§ **Rows from a figure dataset**:
-- Begin --
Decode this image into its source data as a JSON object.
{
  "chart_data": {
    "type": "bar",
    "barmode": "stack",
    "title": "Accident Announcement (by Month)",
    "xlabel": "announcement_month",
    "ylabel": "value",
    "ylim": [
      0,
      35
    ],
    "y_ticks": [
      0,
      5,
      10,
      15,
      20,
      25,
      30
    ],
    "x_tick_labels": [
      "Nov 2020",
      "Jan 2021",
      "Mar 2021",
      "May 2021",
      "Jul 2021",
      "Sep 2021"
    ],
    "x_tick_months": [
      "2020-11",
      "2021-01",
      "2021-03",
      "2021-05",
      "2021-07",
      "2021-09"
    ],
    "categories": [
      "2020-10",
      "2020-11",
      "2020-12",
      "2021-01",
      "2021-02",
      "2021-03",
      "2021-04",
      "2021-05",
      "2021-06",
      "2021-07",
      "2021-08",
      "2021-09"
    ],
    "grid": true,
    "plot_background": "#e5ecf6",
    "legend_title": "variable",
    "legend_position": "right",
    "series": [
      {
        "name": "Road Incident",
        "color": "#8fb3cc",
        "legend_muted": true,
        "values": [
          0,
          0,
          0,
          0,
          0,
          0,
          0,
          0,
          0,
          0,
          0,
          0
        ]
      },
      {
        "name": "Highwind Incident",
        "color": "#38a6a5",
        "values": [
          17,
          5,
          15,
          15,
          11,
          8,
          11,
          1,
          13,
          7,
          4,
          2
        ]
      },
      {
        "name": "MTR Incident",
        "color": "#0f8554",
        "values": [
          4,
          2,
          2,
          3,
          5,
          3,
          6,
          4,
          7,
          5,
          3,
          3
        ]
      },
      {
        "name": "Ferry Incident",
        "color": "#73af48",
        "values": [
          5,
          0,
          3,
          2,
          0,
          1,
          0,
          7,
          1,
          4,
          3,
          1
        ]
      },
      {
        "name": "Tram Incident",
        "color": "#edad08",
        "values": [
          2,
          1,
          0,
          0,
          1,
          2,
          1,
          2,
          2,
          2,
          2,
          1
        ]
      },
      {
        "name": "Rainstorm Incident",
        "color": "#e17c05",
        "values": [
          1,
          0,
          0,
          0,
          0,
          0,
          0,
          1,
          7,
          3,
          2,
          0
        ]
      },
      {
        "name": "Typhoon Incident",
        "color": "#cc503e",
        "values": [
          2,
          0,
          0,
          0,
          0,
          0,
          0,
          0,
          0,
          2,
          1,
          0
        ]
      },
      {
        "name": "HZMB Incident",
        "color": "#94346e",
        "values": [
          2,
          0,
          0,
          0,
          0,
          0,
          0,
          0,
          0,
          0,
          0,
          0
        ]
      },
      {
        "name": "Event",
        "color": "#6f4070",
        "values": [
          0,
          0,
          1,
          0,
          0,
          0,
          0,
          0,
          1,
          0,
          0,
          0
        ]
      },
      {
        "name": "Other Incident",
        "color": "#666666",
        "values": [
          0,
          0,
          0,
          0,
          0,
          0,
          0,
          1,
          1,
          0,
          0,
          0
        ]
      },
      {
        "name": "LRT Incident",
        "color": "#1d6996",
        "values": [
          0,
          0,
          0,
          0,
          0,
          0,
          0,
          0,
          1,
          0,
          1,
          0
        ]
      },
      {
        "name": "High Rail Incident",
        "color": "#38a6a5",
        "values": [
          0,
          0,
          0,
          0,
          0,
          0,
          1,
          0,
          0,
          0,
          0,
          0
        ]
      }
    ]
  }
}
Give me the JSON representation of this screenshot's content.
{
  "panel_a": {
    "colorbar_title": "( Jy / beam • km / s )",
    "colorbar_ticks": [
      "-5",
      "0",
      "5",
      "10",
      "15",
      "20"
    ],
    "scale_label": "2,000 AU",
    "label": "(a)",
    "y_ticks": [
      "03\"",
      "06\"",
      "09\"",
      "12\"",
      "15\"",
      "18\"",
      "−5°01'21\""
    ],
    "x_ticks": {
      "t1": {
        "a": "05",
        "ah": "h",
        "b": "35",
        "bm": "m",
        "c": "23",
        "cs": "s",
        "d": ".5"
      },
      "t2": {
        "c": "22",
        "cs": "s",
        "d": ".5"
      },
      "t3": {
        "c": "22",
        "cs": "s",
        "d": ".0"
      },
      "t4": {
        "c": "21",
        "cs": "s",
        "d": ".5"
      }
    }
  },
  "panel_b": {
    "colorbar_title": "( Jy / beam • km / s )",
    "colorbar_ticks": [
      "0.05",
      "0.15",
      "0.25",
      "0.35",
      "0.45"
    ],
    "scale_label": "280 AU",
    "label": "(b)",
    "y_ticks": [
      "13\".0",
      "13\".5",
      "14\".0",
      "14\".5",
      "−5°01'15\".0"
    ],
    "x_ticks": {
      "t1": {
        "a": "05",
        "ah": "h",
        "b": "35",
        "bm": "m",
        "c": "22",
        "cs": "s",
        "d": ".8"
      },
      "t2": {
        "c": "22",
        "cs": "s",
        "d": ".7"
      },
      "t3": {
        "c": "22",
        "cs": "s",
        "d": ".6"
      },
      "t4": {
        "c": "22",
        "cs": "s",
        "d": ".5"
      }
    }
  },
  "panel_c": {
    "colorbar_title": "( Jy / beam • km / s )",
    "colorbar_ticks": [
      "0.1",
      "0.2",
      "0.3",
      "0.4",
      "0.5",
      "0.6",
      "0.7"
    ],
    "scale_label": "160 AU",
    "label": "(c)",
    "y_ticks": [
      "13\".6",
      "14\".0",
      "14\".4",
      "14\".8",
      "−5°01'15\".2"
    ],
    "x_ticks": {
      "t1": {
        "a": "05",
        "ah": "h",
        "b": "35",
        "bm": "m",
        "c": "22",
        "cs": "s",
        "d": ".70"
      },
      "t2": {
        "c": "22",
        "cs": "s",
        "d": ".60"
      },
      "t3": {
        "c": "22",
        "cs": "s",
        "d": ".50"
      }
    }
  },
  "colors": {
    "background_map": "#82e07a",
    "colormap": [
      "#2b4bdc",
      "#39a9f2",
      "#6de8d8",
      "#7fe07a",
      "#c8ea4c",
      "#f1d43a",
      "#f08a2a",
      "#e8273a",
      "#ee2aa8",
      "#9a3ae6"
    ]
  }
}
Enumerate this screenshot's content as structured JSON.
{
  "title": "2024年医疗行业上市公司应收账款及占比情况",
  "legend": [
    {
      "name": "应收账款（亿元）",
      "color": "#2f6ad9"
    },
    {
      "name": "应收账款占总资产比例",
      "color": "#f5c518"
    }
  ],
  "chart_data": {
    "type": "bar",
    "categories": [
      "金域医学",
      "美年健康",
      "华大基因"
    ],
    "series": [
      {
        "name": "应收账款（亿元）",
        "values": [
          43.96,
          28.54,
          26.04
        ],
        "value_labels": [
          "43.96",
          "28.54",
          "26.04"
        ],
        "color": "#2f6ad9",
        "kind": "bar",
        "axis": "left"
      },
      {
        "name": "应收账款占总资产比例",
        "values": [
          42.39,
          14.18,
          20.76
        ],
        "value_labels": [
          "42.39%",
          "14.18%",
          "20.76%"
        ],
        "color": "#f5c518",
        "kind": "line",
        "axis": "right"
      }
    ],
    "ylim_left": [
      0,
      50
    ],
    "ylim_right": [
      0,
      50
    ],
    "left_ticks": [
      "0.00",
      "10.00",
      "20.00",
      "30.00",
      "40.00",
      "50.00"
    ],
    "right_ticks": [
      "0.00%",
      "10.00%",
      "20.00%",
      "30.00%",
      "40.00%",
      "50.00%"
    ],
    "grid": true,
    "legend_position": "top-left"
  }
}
-- End --
§ **Goal of the exercise**:
List the lines that contain the word "Incident".

§ **Solution to the exercise**:
        "name": "Road Incident",
        "name": "Highwind Incident",
        "name": "MTR Incident",
        "name": "Ferry Incident",
        "name": "Tram Incident",
        "name": "Rainstorm Incident",
        "name": "Typhoon Incident",
        "name": "HZMB Incident",
        "name": "Other Incident",
        "name": "LRT Incident",
        "name": "High Rail Incident",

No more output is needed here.